-- BEGIN Record set --

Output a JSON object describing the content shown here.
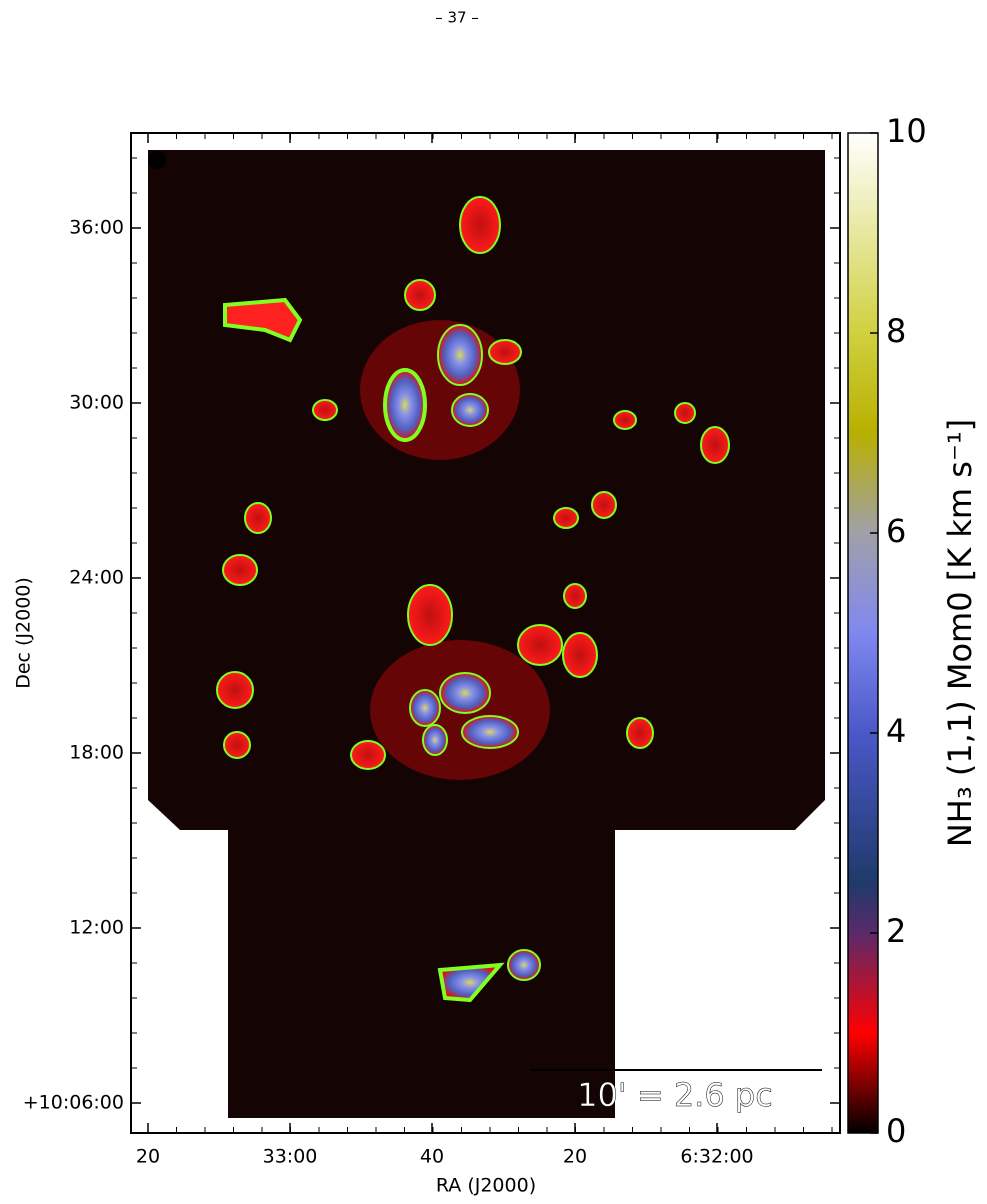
{
  "header": "– 37 –",
  "chart_data": {
    "type": "image",
    "xlabel": "RA (J2000)",
    "ylabel": "Dec (J2000)",
    "xtick_labels": [
      "20",
      "33:00",
      "40",
      "20",
      "6:32:00"
    ],
    "ytick_labels": [
      "+10:06:00",
      "12:00",
      "18:00",
      "24:00",
      "30:00",
      "36:00"
    ],
    "colorbar_label": "NH₃ (1,1) Mom0 [K km s⁻¹]",
    "clim": [
      0,
      10
    ],
    "cticks": [
      0,
      2,
      4,
      6,
      8,
      10
    ],
    "scalebar_label": "10' = 2.6 pc"
  }
}
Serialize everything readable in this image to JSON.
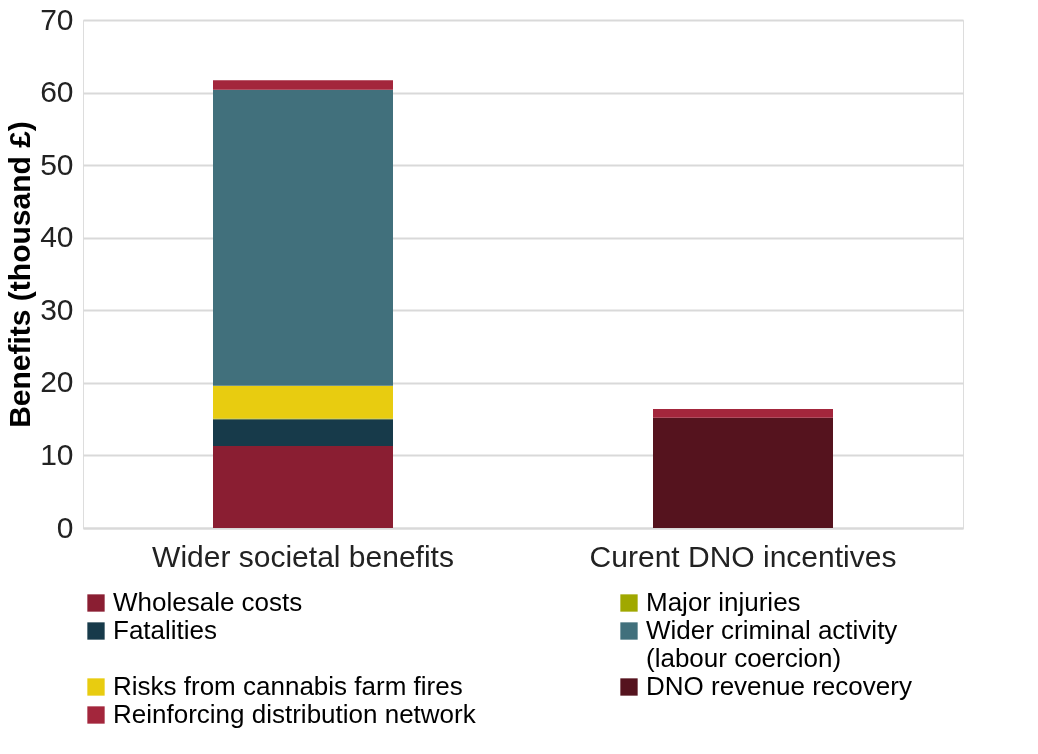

-- END Record set --

Set the data above down again exactly as given, with no pictures.

Output a JSON object describing the content shown here.
{
  "header": "– 37 –",
  "chart_data": {
    "type": "image",
    "xlabel": "RA (J2000)",
    "ylabel": "Dec (J2000)",
    "xtick_labels": [
      "20",
      "33:00",
      "40",
      "20",
      "6:32:00"
    ],
    "ytick_labels": [
      "+10:06:00",
      "12:00",
      "18:00",
      "24:00",
      "30:00",
      "36:00"
    ],
    "colorbar_label": "NH₃ (1,1) Mom0 [K km s⁻¹]",
    "clim": [
      0,
      10
    ],
    "cticks": [
      0,
      2,
      4,
      6,
      8,
      10
    ],
    "scalebar_label": "10' = 2.6 pc"
  }
}
Serialize everything readable in this image to JSON.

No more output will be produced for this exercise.